(Records about charts and figures)
>> BEGIN
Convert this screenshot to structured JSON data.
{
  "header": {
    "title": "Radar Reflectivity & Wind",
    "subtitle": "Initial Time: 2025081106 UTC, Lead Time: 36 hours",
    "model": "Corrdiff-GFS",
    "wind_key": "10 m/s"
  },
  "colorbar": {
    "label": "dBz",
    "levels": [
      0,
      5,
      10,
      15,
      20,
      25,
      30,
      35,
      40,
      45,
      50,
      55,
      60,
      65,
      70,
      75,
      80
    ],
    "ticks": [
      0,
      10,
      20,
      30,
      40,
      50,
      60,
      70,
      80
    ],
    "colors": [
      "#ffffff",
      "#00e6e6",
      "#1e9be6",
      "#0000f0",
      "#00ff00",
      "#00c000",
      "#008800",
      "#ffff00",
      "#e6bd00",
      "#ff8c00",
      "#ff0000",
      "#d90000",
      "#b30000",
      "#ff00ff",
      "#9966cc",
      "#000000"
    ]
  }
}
>> END
Exercise prompt -> Using the listing above, reproduce each line without omission.

Solution for this task ->
Convert this screenshot to structured JSON data.
{
  "header": {
    "title": "Radar Reflectivity & Wind",
    "subtitle": "Initial Time: 2025081106 UTC, Lead Time: 36 hours",
    "model": "Corrdiff-GFS",
    "wind_key": "10 m/s"
  },
  "colorbar": {
    "label": "dBz",
    "levels": [
      0,
      5,
      10,
      15,
      20,
      25,
      30,
      35,
      40,
      45,
      50,
      55,
      60,
      65,
      70,
      75,
      80
    ],
    "ticks": [
      0,
      10,
      20,
      30,
      40,
      50,
      60,
      70,
      80
    ],
    "colors": [
      "#ffffff",
      "#00e6e6",
      "#1e9be6",
      "#0000f0",
      "#00ff00",
      "#00c000",
      "#008800",
      "#ffff00",
      "#e6bd00",
      "#ff8c00",
      "#ff0000",
      "#d90000",
      "#b30000",
      "#ff00ff",
      "#9966cc",
      "#000000"
    ]
  }
}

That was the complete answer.